**AIM OF THE TASK**: Identify the lines holding "JSON" and copy them.

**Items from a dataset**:
========================
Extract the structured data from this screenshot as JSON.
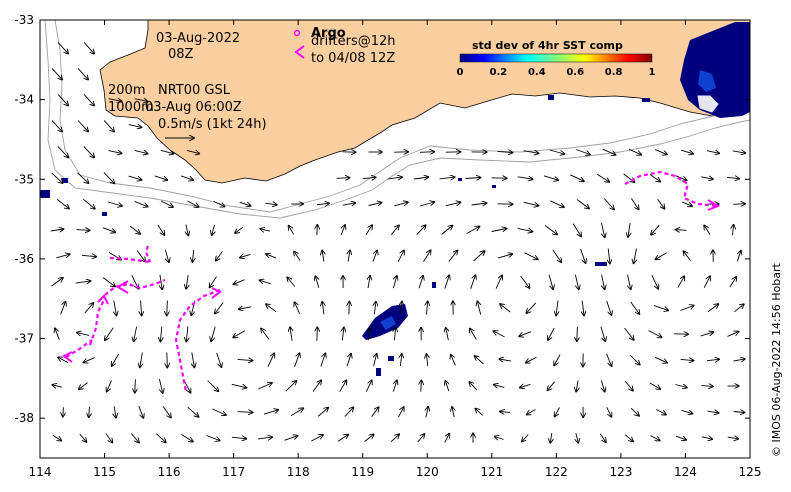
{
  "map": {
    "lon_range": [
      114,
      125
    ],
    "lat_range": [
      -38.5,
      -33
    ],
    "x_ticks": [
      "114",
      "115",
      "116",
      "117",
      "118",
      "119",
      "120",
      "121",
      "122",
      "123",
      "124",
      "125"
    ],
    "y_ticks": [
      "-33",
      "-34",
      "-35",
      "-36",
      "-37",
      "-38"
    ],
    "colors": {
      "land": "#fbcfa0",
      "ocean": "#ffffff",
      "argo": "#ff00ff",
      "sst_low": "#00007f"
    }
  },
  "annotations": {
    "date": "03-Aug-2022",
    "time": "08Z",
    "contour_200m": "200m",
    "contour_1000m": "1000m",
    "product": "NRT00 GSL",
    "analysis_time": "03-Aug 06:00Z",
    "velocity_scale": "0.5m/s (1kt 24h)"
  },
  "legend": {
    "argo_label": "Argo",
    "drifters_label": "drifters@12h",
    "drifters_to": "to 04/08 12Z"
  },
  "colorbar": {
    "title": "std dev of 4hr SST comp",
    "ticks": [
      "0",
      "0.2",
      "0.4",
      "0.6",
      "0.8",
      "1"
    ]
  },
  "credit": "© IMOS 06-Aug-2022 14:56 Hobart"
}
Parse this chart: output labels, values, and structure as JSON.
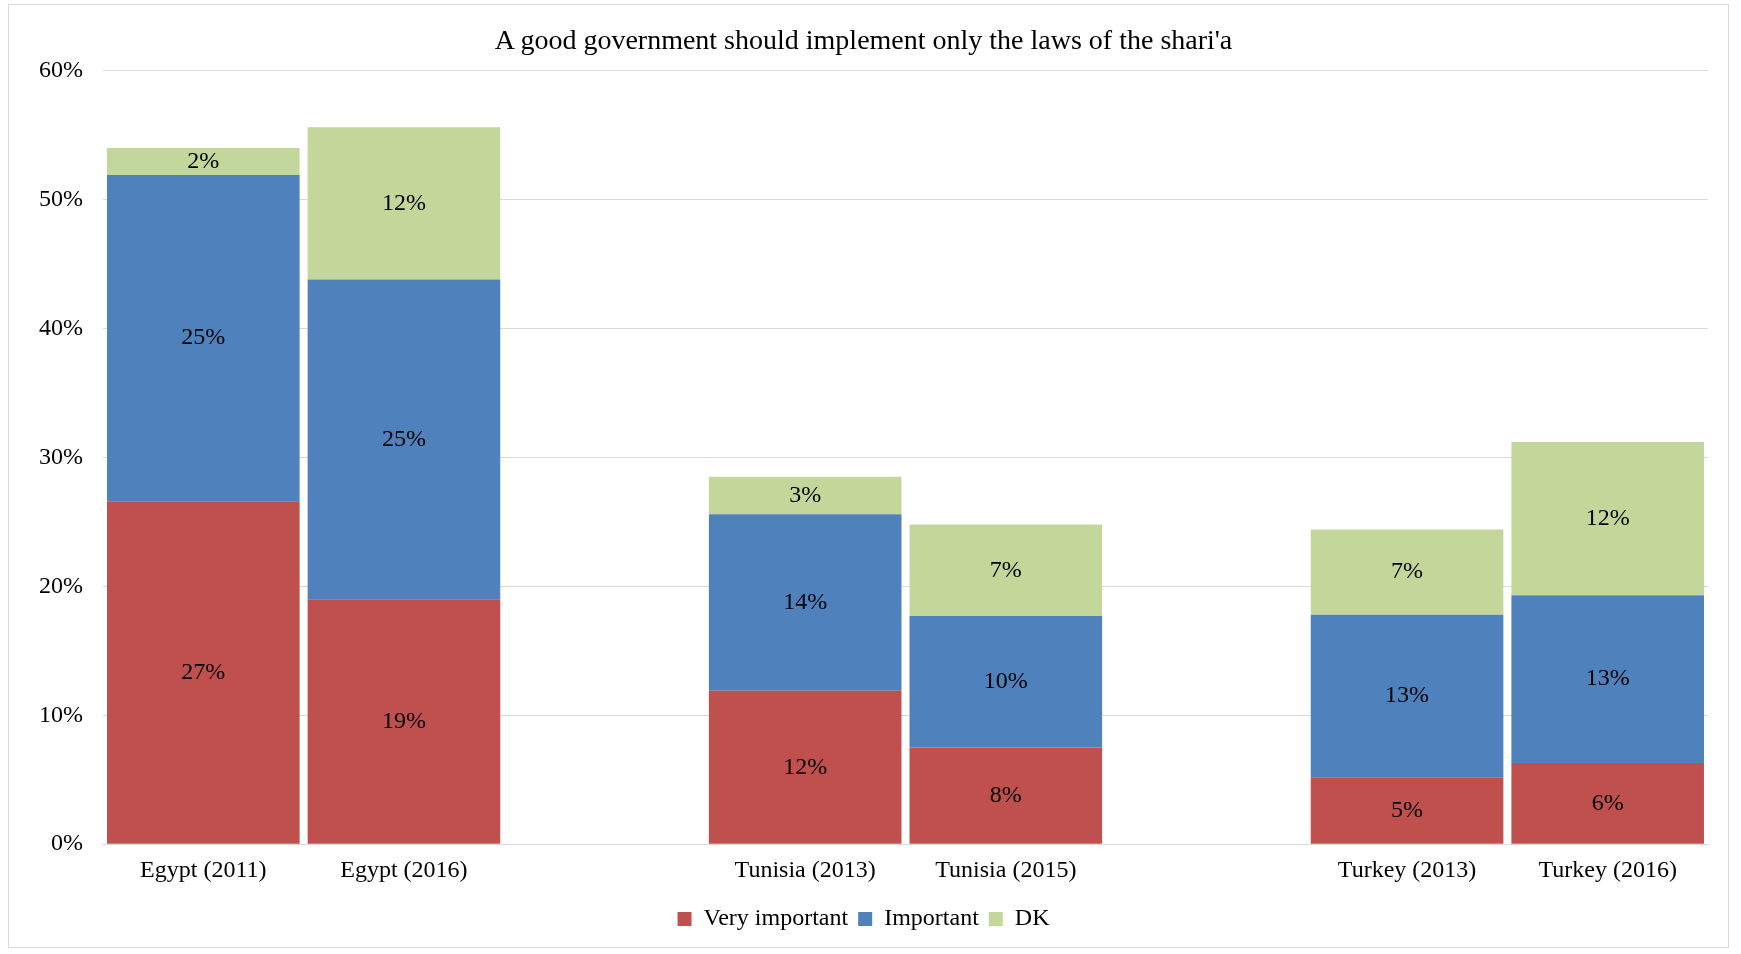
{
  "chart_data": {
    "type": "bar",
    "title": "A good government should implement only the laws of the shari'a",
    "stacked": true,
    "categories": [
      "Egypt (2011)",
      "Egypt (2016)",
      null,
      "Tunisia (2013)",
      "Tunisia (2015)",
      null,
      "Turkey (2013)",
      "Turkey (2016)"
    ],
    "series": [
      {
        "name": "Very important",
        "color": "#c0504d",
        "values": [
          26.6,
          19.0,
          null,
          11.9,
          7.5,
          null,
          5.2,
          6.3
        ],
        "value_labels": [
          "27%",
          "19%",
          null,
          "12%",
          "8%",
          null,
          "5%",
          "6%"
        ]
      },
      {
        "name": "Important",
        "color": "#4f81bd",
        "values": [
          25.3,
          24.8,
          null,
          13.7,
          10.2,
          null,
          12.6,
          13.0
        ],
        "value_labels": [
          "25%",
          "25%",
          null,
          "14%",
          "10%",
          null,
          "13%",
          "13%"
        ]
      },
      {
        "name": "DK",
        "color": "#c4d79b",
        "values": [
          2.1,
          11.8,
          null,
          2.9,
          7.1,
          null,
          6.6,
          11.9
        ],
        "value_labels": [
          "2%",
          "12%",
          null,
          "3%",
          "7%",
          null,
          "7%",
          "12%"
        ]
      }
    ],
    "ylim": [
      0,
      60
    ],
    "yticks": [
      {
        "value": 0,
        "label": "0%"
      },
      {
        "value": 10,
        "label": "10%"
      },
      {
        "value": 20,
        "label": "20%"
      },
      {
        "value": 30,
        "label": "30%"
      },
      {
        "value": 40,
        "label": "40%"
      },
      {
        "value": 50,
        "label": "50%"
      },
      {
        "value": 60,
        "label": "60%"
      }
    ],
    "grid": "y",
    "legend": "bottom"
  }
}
========================
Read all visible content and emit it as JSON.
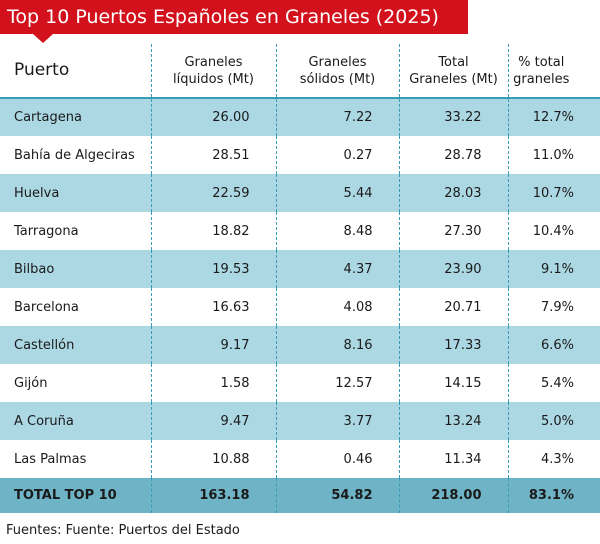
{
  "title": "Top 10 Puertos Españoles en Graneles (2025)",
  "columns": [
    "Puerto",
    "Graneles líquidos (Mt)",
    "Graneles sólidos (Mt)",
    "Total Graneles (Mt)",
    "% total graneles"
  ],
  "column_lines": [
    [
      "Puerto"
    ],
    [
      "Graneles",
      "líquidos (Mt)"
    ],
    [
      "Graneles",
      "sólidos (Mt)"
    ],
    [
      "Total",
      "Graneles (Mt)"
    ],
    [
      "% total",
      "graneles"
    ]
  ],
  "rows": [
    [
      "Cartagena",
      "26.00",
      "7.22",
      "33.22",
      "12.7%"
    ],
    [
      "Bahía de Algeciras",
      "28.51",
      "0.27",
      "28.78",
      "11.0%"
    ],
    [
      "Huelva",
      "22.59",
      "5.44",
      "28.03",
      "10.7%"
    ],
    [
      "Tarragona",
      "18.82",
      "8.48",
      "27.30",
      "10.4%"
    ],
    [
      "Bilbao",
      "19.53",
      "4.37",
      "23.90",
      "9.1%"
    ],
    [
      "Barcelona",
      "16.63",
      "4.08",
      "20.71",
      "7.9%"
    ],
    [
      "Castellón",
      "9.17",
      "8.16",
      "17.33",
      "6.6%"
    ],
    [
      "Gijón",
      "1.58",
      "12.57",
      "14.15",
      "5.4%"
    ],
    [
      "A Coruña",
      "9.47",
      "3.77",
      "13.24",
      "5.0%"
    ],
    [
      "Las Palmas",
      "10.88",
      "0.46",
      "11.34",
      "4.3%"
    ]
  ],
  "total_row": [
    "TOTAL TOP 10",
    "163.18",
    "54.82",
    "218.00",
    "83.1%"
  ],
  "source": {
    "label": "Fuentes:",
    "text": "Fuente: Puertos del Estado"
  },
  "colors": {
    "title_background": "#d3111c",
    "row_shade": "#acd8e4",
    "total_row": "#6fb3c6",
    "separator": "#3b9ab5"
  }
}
========================
**SOLUTION**:
Extract the structured data from this screenshot as JSON.
Parse this chart: output labels, values, and structure as JSON.
Read all visible content and emit it as JSON.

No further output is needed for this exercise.